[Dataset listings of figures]
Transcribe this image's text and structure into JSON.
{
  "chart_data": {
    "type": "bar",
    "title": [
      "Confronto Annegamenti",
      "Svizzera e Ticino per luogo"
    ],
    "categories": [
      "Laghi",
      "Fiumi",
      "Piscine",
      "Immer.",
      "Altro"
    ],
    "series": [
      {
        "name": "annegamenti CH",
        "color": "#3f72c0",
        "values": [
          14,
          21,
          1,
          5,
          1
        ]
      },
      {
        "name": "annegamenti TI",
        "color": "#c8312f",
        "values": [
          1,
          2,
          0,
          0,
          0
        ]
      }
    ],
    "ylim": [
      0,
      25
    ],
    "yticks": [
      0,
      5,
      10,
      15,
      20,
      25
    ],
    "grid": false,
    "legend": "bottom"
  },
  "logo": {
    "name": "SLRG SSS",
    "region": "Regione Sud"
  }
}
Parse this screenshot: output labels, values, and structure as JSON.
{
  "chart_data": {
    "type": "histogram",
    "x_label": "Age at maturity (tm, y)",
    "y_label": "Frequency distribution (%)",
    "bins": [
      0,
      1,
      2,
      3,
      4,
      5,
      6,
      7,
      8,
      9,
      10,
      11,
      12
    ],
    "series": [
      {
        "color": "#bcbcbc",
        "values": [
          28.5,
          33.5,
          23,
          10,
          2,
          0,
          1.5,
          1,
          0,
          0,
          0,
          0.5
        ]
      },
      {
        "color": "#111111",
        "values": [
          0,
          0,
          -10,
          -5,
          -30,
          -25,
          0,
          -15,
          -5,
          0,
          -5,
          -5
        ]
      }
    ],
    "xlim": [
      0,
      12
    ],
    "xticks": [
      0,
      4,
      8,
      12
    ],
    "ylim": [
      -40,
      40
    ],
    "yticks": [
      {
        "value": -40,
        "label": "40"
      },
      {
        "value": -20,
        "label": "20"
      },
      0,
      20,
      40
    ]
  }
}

# [Task requirements]
Repeat all the entries exactly as given.

# [Response to this task]
Transcribe this image's text and structure into JSON.
{
  "chart_data": {
    "type": "bar",
    "title": [
      "Confronto Annegamenti",
      "Svizzera e Ticino per luogo"
    ],
    "categories": [
      "Laghi",
      "Fiumi",
      "Piscine",
      "Immer.",
      "Altro"
    ],
    "series": [
      {
        "name": "annegamenti CH",
        "color": "#3f72c0",
        "values": [
          14,
          21,
          1,
          5,
          1
        ]
      },
      {
        "name": "annegamenti TI",
        "color": "#c8312f",
        "values": [
          1,
          2,
          0,
          0,
          0
        ]
      }
    ],
    "ylim": [
      0,
      25
    ],
    "yticks": [
      0,
      5,
      10,
      15,
      20,
      25
    ],
    "grid": false,
    "legend": "bottom"
  },
  "logo": {
    "name": "SLRG SSS",
    "region": "Regione Sud"
  }
}
Parse this screenshot: output labels, values, and structure as JSON.
{
  "chart_data": {
    "type": "histogram",
    "x_label": "Age at maturity (tm, y)",
    "y_label": "Frequency distribution (%)",
    "bins": [
      0,
      1,
      2,
      3,
      4,
      5,
      6,
      7,
      8,
      9,
      10,
      11,
      12
    ],
    "series": [
      {
        "color": "#bcbcbc",
        "values": [
          28.5,
          33.5,
          23,
          10,
          2,
          0,
          1.5,
          1,
          0,
          0,
          0,
          0.5
        ]
      },
      {
        "color": "#111111",
        "values": [
          0,
          0,
          -10,
          -5,
          -30,
          -25,
          0,
          -15,
          -5,
          0,
          -5,
          -5
        ]
      }
    ],
    "xlim": [
      0,
      12
    ],
    "xticks": [
      0,
      4,
      8,
      12
    ],
    "ylim": [
      -40,
      40
    ],
    "yticks": [
      {
        "value": -40,
        "label": "40"
      },
      {
        "value": -20,
        "label": "20"
      },
      0,
      20,
      40
    ]
  }
}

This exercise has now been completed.